▸ What the exercise asks
Return, unaltered, each line of the items below that contains the word "this".

▸ The input
····················
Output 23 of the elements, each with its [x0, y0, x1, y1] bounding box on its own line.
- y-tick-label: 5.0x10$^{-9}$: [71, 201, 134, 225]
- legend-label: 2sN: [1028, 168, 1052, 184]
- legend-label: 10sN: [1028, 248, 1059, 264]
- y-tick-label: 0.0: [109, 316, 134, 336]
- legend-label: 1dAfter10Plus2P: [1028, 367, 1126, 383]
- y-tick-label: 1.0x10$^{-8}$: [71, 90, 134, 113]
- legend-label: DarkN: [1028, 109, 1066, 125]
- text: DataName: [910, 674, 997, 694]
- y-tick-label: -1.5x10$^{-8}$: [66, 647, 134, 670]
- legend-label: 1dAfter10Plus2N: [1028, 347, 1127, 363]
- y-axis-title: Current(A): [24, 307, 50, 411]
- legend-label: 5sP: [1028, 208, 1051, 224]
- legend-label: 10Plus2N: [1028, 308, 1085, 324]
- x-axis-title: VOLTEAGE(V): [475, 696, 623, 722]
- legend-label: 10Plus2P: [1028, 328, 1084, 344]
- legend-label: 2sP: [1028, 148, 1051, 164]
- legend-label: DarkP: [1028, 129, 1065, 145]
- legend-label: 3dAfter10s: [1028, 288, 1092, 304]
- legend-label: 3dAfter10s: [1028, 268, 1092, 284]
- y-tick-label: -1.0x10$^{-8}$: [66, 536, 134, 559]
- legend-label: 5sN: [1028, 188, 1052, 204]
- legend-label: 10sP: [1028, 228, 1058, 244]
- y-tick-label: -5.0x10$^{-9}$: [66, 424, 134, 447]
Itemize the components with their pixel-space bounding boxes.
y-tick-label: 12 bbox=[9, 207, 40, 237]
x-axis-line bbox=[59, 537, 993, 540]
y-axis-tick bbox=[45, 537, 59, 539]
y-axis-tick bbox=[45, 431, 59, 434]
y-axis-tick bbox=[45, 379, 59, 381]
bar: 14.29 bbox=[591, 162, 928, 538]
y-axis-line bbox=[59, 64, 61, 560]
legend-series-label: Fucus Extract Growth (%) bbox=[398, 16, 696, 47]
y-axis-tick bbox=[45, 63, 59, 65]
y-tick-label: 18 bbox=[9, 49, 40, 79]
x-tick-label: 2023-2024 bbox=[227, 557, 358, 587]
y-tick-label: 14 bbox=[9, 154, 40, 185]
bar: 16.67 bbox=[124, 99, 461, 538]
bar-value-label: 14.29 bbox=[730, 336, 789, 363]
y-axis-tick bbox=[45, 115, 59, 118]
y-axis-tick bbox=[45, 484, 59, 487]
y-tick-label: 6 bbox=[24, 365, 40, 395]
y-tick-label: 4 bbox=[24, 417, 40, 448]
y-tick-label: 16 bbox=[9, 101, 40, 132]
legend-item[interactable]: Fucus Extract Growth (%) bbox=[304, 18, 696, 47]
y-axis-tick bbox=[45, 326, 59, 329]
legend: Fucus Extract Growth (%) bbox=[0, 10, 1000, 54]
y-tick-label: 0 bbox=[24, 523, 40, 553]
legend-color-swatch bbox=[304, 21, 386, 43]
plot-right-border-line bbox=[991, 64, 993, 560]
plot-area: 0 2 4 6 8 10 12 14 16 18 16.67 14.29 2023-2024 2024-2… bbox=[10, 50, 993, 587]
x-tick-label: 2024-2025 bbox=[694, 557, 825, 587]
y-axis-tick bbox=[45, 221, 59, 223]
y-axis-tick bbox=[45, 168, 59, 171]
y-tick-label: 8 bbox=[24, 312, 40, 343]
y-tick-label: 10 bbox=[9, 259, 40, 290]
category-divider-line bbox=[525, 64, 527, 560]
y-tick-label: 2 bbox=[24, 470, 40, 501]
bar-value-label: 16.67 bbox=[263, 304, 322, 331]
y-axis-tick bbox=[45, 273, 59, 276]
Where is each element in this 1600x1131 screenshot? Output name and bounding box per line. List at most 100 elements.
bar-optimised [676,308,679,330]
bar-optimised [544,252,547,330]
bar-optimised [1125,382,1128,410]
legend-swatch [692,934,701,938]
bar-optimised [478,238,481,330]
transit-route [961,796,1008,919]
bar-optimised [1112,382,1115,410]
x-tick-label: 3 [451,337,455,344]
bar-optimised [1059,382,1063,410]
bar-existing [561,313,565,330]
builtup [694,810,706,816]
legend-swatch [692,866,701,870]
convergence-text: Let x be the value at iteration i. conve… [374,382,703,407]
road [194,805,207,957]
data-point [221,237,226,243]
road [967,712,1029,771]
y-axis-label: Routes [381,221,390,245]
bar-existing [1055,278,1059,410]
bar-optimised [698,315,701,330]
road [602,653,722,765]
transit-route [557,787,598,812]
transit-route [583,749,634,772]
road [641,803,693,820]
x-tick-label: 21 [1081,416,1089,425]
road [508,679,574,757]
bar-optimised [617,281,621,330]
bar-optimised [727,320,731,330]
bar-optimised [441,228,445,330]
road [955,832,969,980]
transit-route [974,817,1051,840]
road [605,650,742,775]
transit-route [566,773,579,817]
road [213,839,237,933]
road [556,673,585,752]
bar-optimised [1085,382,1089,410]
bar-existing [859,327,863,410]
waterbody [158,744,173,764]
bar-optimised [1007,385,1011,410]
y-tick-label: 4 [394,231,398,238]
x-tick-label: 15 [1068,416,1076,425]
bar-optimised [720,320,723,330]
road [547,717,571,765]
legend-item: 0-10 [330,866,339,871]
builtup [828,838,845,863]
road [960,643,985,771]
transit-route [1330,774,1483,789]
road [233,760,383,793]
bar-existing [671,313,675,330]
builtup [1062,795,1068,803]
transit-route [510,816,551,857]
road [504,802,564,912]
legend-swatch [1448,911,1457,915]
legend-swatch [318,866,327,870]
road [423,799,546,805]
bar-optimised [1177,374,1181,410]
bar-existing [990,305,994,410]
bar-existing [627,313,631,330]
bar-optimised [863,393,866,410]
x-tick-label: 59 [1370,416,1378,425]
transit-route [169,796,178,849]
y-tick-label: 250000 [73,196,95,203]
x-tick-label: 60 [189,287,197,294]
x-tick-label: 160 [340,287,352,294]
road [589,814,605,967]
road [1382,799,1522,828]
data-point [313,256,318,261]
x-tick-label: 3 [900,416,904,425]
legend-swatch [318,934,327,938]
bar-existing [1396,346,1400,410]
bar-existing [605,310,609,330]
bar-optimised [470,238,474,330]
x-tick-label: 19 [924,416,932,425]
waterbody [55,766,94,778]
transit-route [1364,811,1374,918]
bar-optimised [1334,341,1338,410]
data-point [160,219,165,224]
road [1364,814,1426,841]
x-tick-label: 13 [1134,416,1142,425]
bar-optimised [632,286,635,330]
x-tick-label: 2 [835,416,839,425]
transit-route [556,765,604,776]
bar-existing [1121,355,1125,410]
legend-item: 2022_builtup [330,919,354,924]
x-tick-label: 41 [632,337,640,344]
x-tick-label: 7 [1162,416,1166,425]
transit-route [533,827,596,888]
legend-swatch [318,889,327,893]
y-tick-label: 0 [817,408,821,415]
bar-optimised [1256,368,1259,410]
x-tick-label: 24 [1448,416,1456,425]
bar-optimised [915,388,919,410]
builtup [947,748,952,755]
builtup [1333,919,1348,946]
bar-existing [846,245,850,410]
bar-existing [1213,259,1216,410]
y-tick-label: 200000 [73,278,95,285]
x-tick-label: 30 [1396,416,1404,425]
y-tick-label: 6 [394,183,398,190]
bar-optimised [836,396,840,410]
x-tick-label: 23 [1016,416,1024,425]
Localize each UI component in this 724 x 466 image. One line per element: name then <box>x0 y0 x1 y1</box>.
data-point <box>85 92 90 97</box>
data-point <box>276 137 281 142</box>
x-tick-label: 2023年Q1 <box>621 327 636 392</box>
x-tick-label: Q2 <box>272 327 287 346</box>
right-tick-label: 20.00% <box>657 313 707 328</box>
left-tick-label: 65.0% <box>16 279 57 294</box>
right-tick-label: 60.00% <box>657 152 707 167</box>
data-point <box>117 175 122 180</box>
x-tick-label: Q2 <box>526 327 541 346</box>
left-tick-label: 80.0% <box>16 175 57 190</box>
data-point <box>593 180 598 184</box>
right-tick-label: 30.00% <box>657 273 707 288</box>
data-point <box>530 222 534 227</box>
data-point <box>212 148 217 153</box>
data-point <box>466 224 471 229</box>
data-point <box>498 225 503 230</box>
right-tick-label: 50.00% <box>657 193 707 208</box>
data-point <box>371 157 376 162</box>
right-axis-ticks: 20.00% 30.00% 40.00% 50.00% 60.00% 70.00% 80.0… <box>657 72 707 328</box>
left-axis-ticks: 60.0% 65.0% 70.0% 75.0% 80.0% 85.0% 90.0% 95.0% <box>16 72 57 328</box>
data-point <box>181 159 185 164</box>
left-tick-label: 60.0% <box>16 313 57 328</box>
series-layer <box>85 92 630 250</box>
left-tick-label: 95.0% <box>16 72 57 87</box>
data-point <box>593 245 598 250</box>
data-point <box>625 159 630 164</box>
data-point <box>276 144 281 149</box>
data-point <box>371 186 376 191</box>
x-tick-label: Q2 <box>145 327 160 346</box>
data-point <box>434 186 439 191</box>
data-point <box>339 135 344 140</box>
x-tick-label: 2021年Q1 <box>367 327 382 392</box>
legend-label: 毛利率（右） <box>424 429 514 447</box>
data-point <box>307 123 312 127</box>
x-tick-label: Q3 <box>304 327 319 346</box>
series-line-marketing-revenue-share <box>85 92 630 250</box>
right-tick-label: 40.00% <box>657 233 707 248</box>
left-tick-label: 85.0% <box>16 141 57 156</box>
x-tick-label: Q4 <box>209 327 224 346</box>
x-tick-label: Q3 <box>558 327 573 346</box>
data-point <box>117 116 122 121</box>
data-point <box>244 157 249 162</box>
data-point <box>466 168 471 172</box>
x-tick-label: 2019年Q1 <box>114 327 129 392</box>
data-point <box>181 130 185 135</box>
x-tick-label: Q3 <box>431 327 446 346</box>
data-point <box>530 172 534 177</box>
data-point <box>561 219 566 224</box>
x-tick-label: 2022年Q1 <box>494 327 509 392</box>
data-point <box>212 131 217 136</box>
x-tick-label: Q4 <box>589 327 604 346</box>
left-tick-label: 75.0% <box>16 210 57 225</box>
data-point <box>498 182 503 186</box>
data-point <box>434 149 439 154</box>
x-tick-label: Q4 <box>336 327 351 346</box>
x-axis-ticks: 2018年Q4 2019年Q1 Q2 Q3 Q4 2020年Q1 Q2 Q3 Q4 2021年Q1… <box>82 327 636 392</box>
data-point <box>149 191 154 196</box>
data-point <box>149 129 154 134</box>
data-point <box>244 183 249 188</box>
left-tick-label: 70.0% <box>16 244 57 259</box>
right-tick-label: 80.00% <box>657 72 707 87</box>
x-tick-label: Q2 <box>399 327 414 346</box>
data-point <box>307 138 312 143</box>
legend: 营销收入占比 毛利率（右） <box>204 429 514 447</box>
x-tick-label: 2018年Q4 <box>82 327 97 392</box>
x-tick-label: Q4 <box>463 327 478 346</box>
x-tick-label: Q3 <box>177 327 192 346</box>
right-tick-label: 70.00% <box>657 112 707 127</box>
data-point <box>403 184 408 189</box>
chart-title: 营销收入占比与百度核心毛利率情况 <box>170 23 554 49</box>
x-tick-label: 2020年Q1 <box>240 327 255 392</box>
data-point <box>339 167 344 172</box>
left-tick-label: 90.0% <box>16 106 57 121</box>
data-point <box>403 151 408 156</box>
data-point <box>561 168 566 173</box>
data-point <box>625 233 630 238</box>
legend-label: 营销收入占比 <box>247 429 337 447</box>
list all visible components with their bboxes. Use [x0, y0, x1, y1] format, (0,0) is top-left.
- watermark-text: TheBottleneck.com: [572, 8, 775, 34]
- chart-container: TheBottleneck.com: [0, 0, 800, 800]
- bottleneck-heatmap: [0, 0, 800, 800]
····················
▸ Response
Where is each element in this 1600x1131 screenshot? Output name and bounding box per line. List at most 100 elements.
Localize each UI component in this 724 x 466 image. One line per element: name then <box>x0 y0 x1 y1</box>.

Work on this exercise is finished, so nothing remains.